SUPPLIED DATA:
-=-=-=-=-

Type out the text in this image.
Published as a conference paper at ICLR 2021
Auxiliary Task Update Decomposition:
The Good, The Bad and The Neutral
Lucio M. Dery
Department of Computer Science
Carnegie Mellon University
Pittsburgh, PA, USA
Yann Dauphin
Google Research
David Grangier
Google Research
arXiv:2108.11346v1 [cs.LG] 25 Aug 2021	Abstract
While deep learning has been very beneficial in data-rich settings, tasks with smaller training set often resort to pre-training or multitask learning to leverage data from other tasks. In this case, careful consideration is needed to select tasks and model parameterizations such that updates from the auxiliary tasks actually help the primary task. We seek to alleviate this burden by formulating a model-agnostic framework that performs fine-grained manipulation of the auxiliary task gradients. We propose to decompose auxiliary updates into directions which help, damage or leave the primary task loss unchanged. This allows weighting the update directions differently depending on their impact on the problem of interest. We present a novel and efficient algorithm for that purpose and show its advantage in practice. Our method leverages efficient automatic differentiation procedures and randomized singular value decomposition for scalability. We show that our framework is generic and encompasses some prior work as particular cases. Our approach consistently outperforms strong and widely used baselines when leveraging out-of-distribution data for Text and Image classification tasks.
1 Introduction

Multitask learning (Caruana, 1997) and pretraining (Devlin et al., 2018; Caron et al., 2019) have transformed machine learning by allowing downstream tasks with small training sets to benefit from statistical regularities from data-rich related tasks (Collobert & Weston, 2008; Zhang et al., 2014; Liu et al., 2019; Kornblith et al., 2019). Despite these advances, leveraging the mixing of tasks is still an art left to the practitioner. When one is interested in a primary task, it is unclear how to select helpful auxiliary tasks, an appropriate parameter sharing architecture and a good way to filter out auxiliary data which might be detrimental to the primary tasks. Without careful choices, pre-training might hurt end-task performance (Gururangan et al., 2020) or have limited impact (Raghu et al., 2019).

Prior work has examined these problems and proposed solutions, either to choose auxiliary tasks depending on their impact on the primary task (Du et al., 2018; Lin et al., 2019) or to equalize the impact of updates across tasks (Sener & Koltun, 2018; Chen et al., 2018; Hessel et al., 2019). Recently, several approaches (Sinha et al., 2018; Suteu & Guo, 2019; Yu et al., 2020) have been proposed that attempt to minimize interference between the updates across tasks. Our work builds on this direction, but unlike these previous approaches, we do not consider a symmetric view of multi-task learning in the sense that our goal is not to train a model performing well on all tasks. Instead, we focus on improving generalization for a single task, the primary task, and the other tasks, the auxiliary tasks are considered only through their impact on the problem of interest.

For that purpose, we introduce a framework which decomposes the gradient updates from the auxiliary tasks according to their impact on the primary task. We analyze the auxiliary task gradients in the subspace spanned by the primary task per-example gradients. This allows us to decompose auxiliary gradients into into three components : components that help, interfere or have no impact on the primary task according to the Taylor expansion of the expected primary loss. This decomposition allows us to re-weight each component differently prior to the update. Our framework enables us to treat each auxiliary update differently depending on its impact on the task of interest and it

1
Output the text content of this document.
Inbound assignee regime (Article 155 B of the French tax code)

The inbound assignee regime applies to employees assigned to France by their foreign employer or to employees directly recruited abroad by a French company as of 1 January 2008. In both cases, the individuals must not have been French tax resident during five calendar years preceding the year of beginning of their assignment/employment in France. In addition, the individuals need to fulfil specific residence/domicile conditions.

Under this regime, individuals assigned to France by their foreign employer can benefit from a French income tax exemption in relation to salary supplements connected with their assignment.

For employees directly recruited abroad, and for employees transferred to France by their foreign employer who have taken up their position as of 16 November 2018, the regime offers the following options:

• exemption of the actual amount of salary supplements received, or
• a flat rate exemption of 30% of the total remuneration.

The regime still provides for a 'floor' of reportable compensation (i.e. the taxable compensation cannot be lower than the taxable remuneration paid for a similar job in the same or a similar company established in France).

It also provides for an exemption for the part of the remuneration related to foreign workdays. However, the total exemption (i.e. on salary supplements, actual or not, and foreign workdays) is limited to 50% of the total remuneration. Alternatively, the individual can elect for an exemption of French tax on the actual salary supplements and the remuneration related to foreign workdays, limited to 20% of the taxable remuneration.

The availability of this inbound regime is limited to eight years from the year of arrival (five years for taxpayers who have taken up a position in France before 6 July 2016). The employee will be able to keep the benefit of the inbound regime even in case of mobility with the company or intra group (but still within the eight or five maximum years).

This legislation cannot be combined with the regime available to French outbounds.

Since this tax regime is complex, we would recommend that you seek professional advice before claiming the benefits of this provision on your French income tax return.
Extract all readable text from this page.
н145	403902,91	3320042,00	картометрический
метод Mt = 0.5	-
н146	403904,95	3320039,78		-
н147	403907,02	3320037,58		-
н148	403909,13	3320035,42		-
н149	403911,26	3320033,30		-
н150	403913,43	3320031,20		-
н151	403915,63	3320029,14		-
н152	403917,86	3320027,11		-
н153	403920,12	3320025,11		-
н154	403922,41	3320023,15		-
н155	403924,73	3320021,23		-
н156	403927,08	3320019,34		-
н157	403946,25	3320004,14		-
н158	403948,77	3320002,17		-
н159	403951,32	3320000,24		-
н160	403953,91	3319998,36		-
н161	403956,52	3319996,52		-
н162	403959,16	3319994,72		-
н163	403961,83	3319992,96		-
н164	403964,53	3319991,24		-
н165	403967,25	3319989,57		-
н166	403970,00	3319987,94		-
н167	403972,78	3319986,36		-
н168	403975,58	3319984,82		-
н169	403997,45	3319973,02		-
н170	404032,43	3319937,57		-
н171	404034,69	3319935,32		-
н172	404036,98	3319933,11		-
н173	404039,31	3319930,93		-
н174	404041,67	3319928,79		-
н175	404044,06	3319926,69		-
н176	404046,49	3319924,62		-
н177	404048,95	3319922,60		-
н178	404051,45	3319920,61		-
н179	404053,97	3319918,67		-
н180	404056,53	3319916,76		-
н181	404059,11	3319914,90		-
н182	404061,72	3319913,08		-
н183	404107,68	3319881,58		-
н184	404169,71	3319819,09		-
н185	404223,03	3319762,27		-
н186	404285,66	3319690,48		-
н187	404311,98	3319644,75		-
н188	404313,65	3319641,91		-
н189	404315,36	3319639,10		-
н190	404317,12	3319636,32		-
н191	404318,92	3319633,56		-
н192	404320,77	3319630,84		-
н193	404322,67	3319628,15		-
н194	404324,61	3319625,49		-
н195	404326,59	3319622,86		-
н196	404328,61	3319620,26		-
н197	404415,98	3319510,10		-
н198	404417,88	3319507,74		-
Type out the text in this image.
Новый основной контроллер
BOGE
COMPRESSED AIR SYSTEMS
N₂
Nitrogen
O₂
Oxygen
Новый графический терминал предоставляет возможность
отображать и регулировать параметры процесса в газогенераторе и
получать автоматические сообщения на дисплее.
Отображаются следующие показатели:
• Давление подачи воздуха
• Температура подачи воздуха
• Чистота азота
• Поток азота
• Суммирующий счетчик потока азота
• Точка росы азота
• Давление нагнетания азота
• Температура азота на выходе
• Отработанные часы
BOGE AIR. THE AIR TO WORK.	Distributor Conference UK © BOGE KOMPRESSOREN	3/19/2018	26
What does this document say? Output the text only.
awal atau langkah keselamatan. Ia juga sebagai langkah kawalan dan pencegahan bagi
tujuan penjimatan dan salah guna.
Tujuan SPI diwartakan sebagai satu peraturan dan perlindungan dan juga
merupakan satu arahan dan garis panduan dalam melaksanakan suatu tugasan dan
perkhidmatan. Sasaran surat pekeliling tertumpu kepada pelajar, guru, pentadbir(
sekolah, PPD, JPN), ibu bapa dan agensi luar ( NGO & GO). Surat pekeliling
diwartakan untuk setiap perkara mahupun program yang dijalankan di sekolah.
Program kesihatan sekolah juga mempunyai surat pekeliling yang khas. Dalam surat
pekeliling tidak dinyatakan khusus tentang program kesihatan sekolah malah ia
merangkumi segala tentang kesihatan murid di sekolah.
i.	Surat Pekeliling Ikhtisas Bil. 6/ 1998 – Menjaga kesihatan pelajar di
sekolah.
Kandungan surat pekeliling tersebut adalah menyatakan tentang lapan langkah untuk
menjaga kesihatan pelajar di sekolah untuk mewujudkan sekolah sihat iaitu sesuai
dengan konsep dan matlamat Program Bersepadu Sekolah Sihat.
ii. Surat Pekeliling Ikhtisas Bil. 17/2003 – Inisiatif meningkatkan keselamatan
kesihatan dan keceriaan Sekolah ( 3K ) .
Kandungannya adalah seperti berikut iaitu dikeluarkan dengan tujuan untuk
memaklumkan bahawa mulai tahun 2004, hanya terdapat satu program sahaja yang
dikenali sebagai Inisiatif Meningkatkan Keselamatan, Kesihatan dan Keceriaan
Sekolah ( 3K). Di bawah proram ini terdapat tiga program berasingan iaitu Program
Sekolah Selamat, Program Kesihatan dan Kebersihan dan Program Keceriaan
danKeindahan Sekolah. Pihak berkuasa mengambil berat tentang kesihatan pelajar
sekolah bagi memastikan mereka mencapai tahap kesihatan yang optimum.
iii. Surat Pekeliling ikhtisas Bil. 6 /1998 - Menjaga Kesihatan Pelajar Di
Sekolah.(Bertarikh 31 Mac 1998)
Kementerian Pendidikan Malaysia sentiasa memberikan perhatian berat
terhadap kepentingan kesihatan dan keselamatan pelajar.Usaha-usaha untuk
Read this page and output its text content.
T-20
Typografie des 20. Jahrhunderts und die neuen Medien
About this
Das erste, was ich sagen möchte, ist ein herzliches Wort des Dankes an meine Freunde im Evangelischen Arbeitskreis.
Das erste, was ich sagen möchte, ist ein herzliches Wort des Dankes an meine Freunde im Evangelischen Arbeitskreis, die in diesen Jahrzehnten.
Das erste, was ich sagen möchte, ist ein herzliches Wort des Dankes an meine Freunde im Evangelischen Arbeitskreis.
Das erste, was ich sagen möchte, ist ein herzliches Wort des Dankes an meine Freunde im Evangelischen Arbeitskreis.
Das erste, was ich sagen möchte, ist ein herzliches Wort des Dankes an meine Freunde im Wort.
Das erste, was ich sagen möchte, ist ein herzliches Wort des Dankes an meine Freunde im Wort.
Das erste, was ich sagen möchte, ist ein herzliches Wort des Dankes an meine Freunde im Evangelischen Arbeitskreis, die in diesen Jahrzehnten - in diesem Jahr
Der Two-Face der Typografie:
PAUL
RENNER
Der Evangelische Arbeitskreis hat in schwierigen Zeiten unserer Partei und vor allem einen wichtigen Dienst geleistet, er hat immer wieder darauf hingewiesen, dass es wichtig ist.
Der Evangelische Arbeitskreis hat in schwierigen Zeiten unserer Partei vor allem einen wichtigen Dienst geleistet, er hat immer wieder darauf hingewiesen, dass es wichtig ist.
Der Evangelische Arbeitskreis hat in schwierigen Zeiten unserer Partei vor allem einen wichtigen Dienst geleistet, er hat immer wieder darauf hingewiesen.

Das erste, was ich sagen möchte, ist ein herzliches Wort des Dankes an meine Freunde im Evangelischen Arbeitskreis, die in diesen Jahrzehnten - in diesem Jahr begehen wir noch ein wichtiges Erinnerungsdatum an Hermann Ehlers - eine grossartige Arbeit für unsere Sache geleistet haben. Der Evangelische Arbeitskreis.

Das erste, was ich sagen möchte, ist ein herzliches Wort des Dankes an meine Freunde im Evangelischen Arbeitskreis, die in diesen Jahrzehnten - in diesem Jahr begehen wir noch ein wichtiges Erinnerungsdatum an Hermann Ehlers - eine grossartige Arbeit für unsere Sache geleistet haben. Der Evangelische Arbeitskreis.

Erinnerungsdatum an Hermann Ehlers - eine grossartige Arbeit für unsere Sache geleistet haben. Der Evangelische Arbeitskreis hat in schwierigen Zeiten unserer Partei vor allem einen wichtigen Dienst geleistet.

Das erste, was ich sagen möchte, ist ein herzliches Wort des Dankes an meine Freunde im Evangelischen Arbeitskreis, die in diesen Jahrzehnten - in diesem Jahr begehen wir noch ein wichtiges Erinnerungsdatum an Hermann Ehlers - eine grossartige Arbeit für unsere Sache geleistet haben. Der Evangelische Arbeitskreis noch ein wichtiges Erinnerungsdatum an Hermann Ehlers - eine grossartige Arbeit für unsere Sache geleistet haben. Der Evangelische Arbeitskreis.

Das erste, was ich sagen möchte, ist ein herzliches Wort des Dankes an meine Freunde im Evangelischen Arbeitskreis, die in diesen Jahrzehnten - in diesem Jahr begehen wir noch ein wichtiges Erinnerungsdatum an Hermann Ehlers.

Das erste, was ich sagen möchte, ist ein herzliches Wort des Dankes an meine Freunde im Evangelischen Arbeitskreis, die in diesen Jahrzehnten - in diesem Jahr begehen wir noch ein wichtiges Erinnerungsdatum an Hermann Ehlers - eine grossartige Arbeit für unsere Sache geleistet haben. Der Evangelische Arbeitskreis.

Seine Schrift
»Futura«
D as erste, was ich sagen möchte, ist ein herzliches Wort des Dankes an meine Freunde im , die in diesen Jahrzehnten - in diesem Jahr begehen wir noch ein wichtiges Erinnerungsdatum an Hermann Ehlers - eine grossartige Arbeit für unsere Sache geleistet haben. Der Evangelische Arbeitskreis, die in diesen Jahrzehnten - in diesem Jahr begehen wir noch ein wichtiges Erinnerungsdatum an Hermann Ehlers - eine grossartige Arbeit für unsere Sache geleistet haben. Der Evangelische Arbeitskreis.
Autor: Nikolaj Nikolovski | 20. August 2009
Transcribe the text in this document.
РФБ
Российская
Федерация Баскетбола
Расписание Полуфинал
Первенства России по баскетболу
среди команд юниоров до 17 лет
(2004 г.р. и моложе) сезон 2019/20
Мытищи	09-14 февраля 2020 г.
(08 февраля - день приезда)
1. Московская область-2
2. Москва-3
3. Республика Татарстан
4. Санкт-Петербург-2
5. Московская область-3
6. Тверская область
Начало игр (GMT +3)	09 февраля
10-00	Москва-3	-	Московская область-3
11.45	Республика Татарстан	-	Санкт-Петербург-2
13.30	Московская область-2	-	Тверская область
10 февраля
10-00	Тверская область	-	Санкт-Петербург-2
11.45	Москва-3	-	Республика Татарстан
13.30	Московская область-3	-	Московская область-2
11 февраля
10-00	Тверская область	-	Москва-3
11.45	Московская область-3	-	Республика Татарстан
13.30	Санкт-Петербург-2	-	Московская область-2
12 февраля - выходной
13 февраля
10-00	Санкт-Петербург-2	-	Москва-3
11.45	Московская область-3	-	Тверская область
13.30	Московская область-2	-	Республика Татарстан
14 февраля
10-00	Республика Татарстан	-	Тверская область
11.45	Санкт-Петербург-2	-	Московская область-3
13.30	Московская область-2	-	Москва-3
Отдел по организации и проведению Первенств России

-=-=-=-=-

TASK PROMPT:
Give a single number: the count of lines above that include the word "terdapat".

OUTPUT OF THE TASK:
2